*Goal*. Output an exact reproduction of the data.

--- Start of Data shown ---

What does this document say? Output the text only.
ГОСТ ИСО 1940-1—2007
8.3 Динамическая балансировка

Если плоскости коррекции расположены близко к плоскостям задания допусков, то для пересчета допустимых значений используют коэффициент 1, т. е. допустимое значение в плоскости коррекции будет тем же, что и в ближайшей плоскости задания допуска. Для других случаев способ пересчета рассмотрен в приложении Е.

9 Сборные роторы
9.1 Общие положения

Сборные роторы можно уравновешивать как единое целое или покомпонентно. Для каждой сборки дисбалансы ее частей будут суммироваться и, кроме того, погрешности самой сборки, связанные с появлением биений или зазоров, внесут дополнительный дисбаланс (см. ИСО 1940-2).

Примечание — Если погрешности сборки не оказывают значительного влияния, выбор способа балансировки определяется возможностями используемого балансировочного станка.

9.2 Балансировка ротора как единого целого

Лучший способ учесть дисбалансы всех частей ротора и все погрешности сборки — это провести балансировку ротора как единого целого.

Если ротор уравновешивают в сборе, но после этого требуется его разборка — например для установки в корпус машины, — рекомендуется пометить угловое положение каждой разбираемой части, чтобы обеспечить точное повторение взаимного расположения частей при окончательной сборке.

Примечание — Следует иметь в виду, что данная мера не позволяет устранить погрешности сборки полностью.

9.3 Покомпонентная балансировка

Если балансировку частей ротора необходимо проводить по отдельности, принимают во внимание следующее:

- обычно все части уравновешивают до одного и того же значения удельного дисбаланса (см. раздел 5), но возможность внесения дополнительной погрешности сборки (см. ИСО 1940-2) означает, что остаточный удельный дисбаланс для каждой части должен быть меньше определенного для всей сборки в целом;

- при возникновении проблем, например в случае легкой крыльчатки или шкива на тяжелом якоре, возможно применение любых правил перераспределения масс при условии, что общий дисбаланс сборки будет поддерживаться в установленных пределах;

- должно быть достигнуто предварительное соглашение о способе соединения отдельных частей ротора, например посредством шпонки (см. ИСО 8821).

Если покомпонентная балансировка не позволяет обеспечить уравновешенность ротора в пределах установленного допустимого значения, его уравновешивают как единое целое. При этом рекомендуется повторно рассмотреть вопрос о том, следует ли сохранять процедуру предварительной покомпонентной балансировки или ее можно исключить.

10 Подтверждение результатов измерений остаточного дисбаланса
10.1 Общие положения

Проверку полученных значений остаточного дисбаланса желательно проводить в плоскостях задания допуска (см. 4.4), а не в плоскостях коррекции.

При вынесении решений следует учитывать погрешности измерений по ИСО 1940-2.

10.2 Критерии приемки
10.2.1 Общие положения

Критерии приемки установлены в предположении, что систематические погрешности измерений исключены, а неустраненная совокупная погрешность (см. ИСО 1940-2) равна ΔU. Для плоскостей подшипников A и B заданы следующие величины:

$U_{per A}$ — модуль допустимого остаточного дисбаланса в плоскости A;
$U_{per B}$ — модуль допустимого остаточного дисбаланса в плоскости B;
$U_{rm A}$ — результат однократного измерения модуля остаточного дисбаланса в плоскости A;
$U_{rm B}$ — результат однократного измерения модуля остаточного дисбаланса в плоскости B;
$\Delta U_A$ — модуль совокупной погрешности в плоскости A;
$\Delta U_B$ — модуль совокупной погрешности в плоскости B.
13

--- End of Data shown ---

*Answer in full*.
What does this document say? Output the text only.
ГОСТ ИСО 1940-1—2007
8.3 Динамическая балансировка

Если плоскости коррекции расположены близко к плоскостям задания допусков, то для пересчета допустимых значений используют коэффициент 1, т. е. допустимое значение в плоскости коррекции будет тем же, что и в ближайшей плоскости задания допуска. Для других случаев способ пересчета рассмотрен в приложении Е.

9 Сборные роторы
9.1 Общие положения

Сборные роторы можно уравновешивать как единое целое или покомпонентно. Для каждой сборки дисбалансы ее частей будут суммироваться и, кроме того, погрешности самой сборки, связанные с появлением биений или зазоров, внесут дополнительный дисбаланс (см. ИСО 1940-2).

Примечание — Если погрешности сборки не оказывают значительного влияния, выбор способа балансировки определяется возможностями используемого балансировочного станка.

9.2 Балансировка ротора как единого целого

Лучший способ учесть дисбалансы всех частей ротора и все погрешности сборки — это провести балансировку ротора как единого целого.

Если ротор уравновешивают в сборе, но после этого требуется его разборка — например для установки в корпус машины, — рекомендуется пометить угловое положение каждой разбираемой части, чтобы обеспечить точное повторение взаимного расположения частей при окончательной сборке.

Примечание — Следует иметь в виду, что данная мера не позволяет устранить погрешности сборки полностью.

9.3 Покомпонентная балансировка

Если балансировку частей ротора необходимо проводить по отдельности, принимают во внимание следующее:

- обычно все части уравновешивают до одного и того же значения удельного дисбаланса (см. раздел 5), но возможность внесения дополнительной погрешности сборки (см. ИСО 1940-2) означает, что остаточный удельный дисбаланс для каждой части должен быть меньше определенного для всей сборки в целом;

- при возникновении проблем, например в случае легкой крыльчатки или шкива на тяжелом якоре, возможно применение любых правил перераспределения масс при условии, что общий дисбаланс сборки будет поддерживаться в установленных пределах;

- должно быть достигнуто предварительное соглашение о способе соединения отдельных частей ротора, например посредством шпонки (см. ИСО 8821).

Если покомпонентная балансировка не позволяет обеспечить уравновешенность ротора в пределах установленного допустимого значения, его уравновешивают как единое целое. При этом рекомендуется повторно рассмотреть вопрос о том, следует ли сохранять процедуру предварительной покомпонентной балансировки или ее можно исключить.

10 Подтверждение результатов измерений остаточного дисбаланса
10.1 Общие положения

Проверку полученных значений остаточного дисбаланса желательно проводить в плоскостях задания допуска (см. 4.4), а не в плоскостях коррекции.

При вынесении решений следует учитывать погрешности измерений по ИСО 1940-2.

10.2 Критерии приемки
10.2.1 Общие положения

Критерии приемки установлены в предположении, что систематические погрешности измерений исключены, а неустраненная совокупная погрешность (см. ИСО 1940-2) равна ΔU. Для плоскостей подшипников A и B заданы следующие величины:

$U_{per A}$ — модуль допустимого остаточного дисбаланса в плоскости A;
$U_{per B}$ — модуль допустимого остаточного дисбаланса в плоскости B;
$U_{rm A}$ — результат однократного измерения модуля остаточного дисбаланса в плоскости A;
$U_{rm B}$ — результат однократного измерения модуля остаточного дисбаланса в плоскости B;
$\Delta U_A$ — модуль совокупной погрешности в плоскости A;
$\Delta U_B$ — модуль совокупной погрешности в плоскости B.
13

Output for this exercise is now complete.